## PROBLEM TO WORK ON
Select from the data all lines with the word "Chabrier".

-- START OF SUPPLIED RECORDS --

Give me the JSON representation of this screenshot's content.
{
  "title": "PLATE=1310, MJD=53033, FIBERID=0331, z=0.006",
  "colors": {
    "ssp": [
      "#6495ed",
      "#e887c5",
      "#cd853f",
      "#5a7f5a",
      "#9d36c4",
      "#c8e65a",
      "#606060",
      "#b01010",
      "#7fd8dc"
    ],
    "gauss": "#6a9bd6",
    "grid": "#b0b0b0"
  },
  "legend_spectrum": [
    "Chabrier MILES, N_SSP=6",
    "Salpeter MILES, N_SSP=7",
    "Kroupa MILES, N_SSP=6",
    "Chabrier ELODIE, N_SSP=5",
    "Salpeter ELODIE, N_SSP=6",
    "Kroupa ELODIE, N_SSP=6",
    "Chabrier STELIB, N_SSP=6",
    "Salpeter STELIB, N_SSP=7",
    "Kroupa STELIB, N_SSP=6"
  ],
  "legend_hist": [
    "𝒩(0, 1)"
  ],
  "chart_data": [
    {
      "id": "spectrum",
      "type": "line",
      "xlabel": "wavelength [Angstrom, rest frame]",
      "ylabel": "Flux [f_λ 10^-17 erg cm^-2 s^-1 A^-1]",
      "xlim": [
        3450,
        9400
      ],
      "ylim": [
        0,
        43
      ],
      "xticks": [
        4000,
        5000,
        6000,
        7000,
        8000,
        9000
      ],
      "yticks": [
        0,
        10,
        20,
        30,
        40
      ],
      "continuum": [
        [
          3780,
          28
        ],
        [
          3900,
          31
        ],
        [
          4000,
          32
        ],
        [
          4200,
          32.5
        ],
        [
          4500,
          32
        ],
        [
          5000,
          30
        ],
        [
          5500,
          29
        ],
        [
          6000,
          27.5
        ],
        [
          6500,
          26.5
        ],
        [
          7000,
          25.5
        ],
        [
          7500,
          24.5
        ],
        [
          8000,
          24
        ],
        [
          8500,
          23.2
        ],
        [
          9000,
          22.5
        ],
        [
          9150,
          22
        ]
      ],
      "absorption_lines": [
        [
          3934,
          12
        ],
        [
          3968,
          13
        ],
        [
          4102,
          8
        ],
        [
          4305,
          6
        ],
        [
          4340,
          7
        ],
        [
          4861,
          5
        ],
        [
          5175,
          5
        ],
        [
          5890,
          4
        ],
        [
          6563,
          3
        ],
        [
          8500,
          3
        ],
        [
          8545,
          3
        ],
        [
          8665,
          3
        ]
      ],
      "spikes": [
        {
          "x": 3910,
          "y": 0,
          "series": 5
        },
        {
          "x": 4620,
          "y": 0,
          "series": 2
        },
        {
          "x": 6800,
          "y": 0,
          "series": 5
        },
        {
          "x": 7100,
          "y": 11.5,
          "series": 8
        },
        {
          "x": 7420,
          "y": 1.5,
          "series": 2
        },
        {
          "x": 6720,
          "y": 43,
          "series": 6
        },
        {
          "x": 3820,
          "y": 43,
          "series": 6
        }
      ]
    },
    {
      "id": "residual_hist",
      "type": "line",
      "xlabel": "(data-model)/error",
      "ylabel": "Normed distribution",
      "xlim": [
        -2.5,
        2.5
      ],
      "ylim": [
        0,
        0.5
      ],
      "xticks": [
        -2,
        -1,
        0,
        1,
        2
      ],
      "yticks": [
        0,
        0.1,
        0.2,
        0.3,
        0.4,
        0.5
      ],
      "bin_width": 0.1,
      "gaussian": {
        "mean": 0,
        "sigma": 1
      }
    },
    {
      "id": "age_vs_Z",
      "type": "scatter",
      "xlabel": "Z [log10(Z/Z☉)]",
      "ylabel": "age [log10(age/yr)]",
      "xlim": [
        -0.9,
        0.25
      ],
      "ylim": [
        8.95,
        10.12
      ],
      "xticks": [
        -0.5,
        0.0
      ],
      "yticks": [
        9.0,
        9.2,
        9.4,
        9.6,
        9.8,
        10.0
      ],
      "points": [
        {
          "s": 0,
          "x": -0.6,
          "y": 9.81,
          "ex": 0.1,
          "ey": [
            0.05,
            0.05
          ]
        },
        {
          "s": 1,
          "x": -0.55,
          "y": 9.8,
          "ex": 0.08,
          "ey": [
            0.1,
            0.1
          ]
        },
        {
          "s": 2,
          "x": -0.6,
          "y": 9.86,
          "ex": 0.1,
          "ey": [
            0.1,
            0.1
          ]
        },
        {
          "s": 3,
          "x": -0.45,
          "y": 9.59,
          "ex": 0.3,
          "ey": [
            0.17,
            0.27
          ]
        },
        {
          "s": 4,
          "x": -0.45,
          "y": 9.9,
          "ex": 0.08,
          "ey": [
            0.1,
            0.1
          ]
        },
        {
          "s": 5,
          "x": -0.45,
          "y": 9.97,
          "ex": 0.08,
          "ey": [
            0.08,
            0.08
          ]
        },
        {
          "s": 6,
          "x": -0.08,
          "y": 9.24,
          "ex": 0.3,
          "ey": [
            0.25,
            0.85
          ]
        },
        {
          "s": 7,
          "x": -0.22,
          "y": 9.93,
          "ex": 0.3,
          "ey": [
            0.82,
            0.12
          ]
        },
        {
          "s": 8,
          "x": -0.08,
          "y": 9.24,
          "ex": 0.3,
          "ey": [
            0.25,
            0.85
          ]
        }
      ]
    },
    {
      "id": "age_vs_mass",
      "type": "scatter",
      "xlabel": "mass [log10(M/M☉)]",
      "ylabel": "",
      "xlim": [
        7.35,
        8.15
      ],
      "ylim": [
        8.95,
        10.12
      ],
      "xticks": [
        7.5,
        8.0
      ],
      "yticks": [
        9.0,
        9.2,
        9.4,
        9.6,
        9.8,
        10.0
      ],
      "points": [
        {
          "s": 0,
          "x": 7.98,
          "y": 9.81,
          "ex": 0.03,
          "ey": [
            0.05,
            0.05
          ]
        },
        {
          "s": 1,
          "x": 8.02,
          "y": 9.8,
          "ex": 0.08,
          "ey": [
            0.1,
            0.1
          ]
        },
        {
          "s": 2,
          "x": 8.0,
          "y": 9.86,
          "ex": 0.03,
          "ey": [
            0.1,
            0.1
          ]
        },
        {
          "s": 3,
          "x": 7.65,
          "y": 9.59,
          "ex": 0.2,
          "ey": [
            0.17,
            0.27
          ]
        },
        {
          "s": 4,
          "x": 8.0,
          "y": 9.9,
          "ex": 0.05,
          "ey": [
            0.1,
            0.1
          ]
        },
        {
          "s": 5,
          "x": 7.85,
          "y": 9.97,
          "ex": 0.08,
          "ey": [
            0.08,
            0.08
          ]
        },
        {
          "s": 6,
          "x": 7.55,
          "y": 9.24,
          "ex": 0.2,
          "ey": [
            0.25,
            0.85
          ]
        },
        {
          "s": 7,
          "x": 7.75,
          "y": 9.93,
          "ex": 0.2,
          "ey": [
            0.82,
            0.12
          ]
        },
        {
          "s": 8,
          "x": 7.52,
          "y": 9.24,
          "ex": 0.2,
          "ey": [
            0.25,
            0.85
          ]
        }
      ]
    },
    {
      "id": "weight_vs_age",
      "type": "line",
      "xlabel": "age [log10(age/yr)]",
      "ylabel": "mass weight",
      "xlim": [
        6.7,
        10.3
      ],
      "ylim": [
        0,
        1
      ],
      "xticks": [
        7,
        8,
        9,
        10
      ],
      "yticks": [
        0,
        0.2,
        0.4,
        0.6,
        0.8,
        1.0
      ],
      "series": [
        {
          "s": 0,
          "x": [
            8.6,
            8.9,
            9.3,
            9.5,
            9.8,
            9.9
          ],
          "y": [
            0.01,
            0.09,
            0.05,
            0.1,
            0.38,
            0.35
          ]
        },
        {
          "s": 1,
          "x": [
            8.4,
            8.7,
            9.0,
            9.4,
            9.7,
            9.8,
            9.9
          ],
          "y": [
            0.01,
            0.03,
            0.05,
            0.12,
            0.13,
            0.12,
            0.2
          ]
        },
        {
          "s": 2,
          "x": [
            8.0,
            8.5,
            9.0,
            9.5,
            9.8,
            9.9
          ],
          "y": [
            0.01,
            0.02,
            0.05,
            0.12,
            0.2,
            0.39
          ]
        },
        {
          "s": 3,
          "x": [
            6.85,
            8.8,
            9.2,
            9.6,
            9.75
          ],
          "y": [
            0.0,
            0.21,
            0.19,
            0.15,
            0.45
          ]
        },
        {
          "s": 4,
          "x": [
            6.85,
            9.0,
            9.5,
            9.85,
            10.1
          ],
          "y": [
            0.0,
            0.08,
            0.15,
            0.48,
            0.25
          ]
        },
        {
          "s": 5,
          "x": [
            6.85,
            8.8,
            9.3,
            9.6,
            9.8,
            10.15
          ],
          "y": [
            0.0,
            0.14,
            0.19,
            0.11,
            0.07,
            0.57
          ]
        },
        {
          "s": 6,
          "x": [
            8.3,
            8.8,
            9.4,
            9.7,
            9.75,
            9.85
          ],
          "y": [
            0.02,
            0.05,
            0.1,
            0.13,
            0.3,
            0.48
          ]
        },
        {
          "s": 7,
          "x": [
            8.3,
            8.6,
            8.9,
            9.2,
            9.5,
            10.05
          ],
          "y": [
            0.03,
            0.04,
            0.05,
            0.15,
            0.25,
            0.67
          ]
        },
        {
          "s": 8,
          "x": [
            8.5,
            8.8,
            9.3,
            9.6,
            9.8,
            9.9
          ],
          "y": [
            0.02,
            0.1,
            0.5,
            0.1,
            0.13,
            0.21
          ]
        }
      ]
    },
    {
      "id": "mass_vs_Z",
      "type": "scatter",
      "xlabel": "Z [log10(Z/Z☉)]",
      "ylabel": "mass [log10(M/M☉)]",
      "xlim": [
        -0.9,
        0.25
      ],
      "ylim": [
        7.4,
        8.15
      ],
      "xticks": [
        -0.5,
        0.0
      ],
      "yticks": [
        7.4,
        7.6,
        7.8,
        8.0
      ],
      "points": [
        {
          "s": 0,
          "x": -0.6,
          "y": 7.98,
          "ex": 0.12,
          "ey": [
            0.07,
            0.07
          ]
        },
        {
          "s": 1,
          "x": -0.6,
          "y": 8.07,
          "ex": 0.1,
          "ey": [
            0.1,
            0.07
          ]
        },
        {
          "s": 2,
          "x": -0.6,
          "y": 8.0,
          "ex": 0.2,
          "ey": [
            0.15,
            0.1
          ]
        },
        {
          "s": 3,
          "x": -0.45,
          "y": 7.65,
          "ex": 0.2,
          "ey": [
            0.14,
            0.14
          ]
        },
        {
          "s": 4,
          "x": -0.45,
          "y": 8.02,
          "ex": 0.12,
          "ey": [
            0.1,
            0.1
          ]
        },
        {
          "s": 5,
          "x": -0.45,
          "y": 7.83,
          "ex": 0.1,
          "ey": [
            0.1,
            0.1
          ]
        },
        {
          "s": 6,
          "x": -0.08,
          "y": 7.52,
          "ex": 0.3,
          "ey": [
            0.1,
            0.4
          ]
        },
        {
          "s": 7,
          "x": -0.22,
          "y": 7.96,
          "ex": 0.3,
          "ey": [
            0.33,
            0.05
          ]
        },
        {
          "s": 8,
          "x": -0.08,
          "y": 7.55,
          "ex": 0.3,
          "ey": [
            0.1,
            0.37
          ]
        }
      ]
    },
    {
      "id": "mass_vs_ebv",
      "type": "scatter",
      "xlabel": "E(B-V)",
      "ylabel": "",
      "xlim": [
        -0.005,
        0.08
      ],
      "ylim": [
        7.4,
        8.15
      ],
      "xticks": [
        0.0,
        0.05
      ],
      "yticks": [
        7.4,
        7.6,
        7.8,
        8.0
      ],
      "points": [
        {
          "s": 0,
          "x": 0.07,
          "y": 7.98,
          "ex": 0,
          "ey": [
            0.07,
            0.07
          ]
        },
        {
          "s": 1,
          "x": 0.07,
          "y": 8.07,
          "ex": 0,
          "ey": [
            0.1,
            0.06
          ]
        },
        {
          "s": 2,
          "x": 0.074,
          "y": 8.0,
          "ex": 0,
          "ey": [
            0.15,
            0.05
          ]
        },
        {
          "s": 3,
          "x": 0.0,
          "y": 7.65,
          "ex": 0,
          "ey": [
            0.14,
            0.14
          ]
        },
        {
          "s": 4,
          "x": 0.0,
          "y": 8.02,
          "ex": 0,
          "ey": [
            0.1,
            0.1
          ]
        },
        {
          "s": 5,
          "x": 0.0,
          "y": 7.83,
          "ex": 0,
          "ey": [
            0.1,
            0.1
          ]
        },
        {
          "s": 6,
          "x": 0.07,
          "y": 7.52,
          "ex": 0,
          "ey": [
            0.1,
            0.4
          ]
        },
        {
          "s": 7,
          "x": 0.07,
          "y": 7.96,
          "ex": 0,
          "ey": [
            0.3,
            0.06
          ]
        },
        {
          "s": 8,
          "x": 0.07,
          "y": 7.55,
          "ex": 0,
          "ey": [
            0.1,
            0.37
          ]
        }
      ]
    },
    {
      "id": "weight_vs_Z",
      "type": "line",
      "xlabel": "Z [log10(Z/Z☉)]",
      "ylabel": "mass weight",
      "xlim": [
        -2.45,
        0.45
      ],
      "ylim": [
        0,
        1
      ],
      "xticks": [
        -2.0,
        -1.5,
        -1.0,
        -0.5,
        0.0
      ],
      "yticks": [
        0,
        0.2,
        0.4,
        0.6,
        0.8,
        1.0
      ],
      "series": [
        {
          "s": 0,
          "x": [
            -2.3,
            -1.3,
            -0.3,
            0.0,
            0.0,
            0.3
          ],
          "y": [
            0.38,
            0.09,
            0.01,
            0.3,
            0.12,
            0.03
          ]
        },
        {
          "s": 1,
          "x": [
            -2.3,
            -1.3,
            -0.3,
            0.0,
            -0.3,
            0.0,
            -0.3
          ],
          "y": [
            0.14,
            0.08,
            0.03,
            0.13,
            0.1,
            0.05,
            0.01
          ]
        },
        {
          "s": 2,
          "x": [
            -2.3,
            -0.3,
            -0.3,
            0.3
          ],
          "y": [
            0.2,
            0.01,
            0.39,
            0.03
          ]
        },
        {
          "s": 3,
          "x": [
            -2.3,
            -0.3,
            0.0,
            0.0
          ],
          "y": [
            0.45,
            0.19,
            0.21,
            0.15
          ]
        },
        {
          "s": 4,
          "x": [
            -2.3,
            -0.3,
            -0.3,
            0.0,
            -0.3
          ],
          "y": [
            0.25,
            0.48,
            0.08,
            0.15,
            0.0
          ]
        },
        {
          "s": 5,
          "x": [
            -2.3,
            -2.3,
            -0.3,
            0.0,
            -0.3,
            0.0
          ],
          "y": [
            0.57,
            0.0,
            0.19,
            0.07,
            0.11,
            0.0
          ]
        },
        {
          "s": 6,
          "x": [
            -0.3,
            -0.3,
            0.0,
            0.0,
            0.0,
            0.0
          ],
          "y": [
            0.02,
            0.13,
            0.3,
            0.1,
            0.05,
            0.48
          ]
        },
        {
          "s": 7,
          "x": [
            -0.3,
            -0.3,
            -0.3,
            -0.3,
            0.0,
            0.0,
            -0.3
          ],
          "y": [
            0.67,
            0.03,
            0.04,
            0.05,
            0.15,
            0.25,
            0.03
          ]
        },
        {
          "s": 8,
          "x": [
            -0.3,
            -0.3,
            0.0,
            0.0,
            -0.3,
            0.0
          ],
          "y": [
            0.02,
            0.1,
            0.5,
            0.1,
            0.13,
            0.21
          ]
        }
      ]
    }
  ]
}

-- END OF SUPPLIED RECORDS --

## FULL OUTPUT
    "Chabrier MILES, N_SSP=6",
    "Chabrier ELODIE, N_SSP=5",
    "Chabrier STELIB, N_SSP=6",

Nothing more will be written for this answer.